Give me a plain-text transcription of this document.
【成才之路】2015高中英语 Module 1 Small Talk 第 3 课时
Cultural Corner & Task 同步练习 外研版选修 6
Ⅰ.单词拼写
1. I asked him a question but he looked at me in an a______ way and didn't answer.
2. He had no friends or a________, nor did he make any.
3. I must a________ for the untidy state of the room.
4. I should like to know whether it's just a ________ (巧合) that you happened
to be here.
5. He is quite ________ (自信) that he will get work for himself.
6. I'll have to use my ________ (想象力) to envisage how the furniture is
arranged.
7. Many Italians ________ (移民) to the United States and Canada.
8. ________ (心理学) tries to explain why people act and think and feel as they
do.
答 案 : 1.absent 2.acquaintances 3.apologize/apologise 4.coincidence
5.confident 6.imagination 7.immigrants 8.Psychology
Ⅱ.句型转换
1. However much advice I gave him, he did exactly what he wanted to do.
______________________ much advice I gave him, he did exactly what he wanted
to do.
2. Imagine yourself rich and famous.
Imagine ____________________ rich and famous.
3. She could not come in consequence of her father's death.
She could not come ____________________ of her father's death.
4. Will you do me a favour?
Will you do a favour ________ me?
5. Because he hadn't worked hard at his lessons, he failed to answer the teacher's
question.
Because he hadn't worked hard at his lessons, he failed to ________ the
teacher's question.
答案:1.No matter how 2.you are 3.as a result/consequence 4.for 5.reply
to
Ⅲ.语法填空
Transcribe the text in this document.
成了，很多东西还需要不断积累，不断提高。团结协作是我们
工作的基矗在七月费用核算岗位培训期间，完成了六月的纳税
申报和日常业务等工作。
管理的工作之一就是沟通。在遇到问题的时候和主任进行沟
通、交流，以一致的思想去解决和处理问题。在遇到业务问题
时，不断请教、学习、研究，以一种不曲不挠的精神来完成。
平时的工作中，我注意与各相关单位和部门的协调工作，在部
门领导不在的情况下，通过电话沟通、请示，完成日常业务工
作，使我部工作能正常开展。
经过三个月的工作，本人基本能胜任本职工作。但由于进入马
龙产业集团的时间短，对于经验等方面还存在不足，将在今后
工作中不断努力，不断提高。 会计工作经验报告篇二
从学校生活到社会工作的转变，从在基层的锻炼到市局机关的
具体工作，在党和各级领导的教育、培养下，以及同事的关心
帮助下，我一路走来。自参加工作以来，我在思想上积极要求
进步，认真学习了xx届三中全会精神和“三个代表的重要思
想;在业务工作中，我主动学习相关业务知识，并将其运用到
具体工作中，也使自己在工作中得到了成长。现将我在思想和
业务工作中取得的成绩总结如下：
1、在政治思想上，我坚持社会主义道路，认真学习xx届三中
__________________________________________________
Task goal:
Reproduce the full listing word for word.

Result of this task:
Give me a plain-text transcription of this document.
【成才之路】2015高中英语 Module 1 Small Talk 第 3 课时
Cultural Corner & Task 同步练习 外研版选修 6
Ⅰ.单词拼写
1. I asked him a question but he looked at me in an a______ way and didn't answer.
2. He had no friends or a________, nor did he make any.
3. I must a________ for the untidy state of the room.
4. I should like to know whether it's just a ________ (巧合) that you happened
to be here.
5. He is quite ________ (自信) that he will get work for himself.
6. I'll have to use my ________ (想象力) to envisage how the furniture is
arranged.
7. Many Italians ________ (移民) to the United States and Canada.
8. ________ (心理学) tries to explain why people act and think and feel as they
do.
答 案 : 1.absent 2.acquaintances 3.apologize/apologise 4.coincidence
5.confident 6.imagination 7.immigrants 8.Psychology
Ⅱ.句型转换
1. However much advice I gave him, he did exactly what he wanted to do.
______________________ much advice I gave him, he did exactly what he wanted
to do.
2. Imagine yourself rich and famous.
Imagine ____________________ rich and famous.
3. She could not come in consequence of her father's death.
She could not come ____________________ of her father's death.
4. Will you do me a favour?
Will you do a favour ________ me?
5. Because he hadn't worked hard at his lessons, he failed to answer the teacher's
question.
Because he hadn't worked hard at his lessons, he failed to ________ the
teacher's question.
答案:1.No matter how 2.you are 3.as a result/consequence 4.for 5.reply
to
Ⅲ.语法填空
Transcribe the text in this document.
成了，很多东西还需要不断积累，不断提高。团结协作是我们
工作的基矗在七月费用核算岗位培训期间，完成了六月的纳税
申报和日常业务等工作。
管理的工作之一就是沟通。在遇到问题的时候和主任进行沟
通、交流，以一致的思想去解决和处理问题。在遇到业务问题
时，不断请教、学习、研究，以一种不曲不挠的精神来完成。
平时的工作中，我注意与各相关单位和部门的协调工作，在部
门领导不在的情况下，通过电话沟通、请示，完成日常业务工
作，使我部工作能正常开展。
经过三个月的工作，本人基本能胜任本职工作。但由于进入马
龙产业集团的时间短，对于经验等方面还存在不足，将在今后
工作中不断努力，不断提高。 会计工作经验报告篇二
从学校生活到社会工作的转变，从在基层的锻炼到市局机关的
具体工作，在党和各级领导的教育、培养下，以及同事的关心
帮助下，我一路走来。自参加工作以来，我在思想上积极要求
进步，认真学习了xx届三中全会精神和“三个代表的重要思
想;在业务工作中，我主动学习相关业务知识，并将其运用到
具体工作中，也使自己在工作中得到了成长。现将我在思想和
业务工作中取得的成绩总结如下：
1、在政治思想上，我坚持社会主义道路，认真学习xx届三中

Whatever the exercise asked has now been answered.